### Passage to read
----------
Studio album by MC Lyte
- Released: August 18, 1998
- Recorded: 1997–1998
- Studio: Electric Lady Studios (New York, NY); Quad Recording Studios (New York, NY); Capitol Studios (Hollywood, CA); Record Plant (New York, NY); 2 Ton Sound (New York, NY); Chung King Studios (New York, NY); The Hit Factory; Far East Digital/Einstein Lab; Unique Recording Studios (New York, NY); Westlake Recording Studios (Los Angeles, CA); First Priority Labs (Staten Island, NY);
- Genre: Hip hop
- Length: 1:17:19
- Label: East West
- Producer: Giovanni Salah; L.E.S.; LL Cool J; Marc Kinchen; Milk Dee; Missy "Misdemeanor" Elliott; Peter Panic; Ralph Roundtree; Ron "Amen-Ra" Lawrence; the Neptunes; Trackmasters;

MC Lyte chronology
| Badder Than B-Fore (1997) | Seven & Seven (1998) | The Very Best of MC Lyte (2001) |

Singles from Seven & Seven
- "I Can't Make a Mistake" Released: September 12, 1998; "It's All Yours" Released: 1998;

= Seven & Seven (MC Lyte album) =

Seven & Seven is the sixth studio album by American rapper MC Lyte, released on August 18, 1998, by East West Records.

==Recording and release==
The recording sessions took place at Electric Lady Studios, Quad Recording Studios, Record Plant, 2 Ton Sound, Chung King Studios, Unique Recording Studios and First Priority Labs in New York City, Capitol Studios and Westlake Recording Studios in Los Angeles, The Hit Factory and East Digital/Einstein Lab. The album was produced by Milk Dee, Missy Elliott, Giovanni Salah, the Neptunes, Peter Panic, Ron "Amen-Ra" Lawrence, Marc Kinchen, LL Cool J, Ralph Roundtree, Trackmasters, L.E.S., the Dynamic Duo, Royal Krush, and Sprague "Doogie" Williams. It features guest appearances from Beenie Man, Gina Thompson, Giovanni Salah, Inaya Day, La India, Milk Dee, Missy Elliott, Mocha, Nicci Gilbert, Pamela Long, Space Nine, and D Knowledge.

At the time of the album's recording, MC Lyte was also acting in the thriller film Train Ride. According to MC Lyte, the album's title references "a perfect number" twice. She also considered it "an introspective number, which means I looked inside for this album. I didn’t feel pressured by the hip-hop world to do a particular kind of album. I just let the music speak to me and talked about what came naturally."
----------
### Given data
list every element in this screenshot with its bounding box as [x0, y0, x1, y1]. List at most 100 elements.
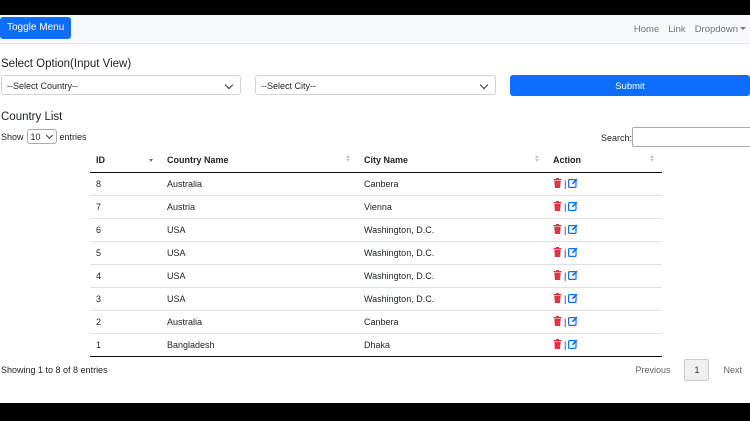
----------
### Task
In the article on MC Lyte's album Seven & Seven, which film was she acting in while the album was being recorded?

### Reply
She was acting in the thriller film Train Ride.